> _Requirements_
State how many lines include "this", giving the number by itself.

> _Record excerpts_
= = = = = = =
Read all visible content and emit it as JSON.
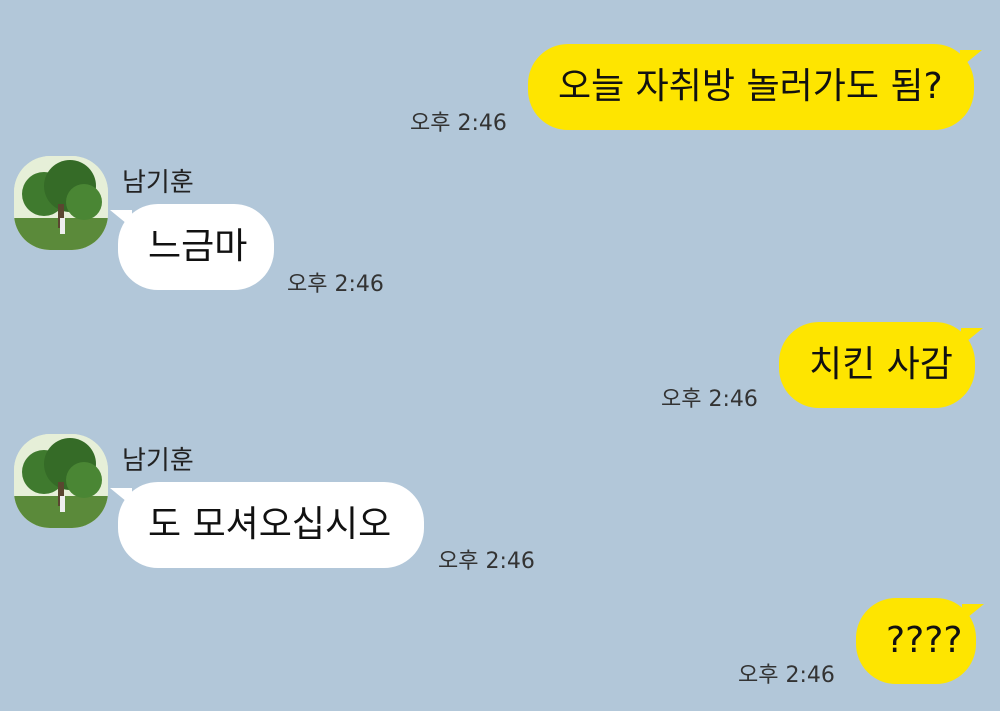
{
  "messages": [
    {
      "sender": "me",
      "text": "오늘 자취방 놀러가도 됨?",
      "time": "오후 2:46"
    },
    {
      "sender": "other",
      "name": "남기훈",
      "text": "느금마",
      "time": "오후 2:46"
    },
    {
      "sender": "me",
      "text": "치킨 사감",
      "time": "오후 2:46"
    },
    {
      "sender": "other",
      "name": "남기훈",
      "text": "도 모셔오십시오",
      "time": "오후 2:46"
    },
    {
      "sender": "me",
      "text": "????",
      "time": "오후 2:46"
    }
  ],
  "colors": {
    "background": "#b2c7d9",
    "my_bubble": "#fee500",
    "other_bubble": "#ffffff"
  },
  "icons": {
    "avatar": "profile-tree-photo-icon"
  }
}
= = = = = = =
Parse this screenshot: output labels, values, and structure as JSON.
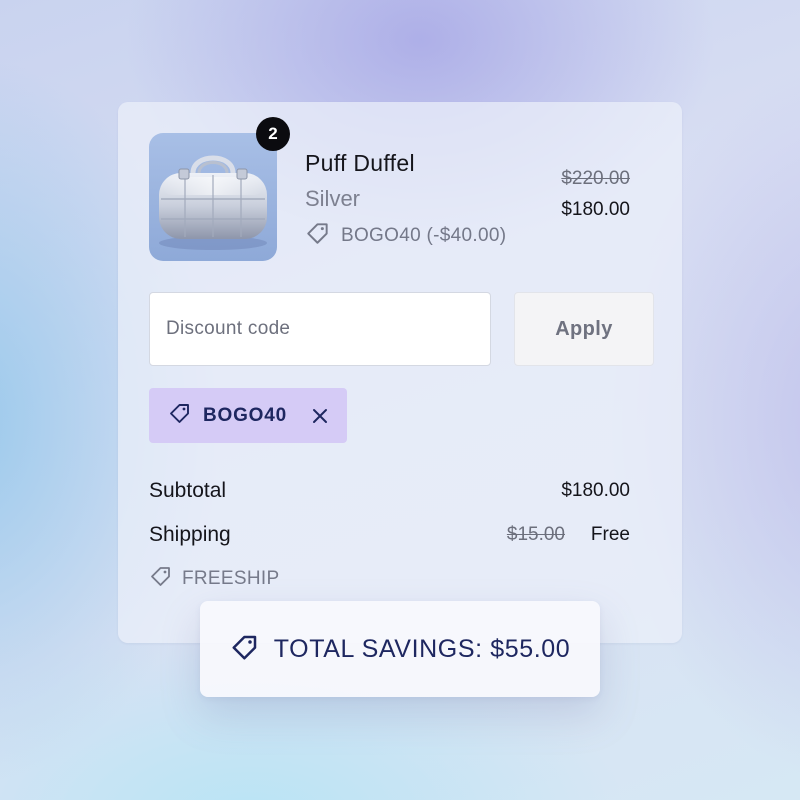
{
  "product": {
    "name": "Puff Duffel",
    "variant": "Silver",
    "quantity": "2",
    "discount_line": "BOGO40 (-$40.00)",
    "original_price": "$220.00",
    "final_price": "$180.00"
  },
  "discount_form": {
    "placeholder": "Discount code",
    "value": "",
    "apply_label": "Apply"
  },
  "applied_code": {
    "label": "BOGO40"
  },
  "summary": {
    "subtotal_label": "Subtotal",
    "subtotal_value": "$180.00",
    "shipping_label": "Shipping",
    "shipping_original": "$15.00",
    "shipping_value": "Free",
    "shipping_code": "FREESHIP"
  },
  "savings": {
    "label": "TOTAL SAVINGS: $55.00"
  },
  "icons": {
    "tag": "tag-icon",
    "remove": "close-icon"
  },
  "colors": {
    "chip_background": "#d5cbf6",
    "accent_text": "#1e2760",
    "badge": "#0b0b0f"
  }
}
= = = = = = =
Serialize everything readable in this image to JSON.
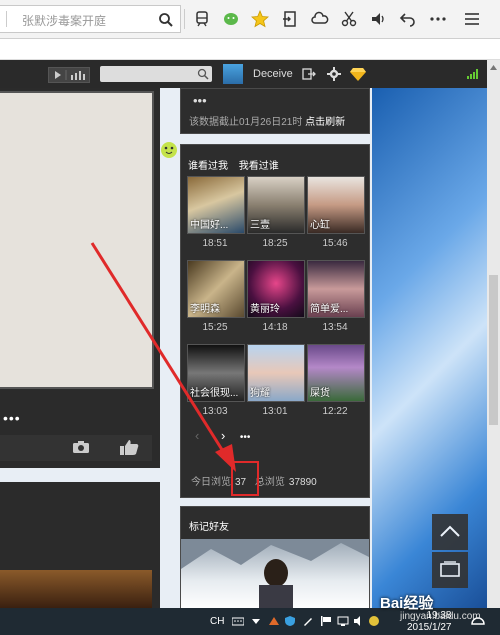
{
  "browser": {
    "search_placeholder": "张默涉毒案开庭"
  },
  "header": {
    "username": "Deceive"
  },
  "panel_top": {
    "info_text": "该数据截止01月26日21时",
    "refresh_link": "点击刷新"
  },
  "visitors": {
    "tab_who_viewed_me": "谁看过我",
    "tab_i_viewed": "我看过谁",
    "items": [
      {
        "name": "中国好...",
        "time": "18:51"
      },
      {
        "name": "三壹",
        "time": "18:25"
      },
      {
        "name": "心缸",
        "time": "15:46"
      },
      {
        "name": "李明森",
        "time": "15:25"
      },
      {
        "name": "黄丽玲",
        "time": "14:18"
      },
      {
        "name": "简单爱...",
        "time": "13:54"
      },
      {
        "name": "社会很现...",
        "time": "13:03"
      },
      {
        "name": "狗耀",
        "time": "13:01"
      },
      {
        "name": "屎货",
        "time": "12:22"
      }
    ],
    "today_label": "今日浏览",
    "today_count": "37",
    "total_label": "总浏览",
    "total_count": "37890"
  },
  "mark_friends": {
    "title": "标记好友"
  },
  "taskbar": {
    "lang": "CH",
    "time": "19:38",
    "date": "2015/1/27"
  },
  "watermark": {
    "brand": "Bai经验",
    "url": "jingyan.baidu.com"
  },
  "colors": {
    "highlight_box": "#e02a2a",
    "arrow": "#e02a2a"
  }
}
= = = = = = =
> _Answer for the task_
2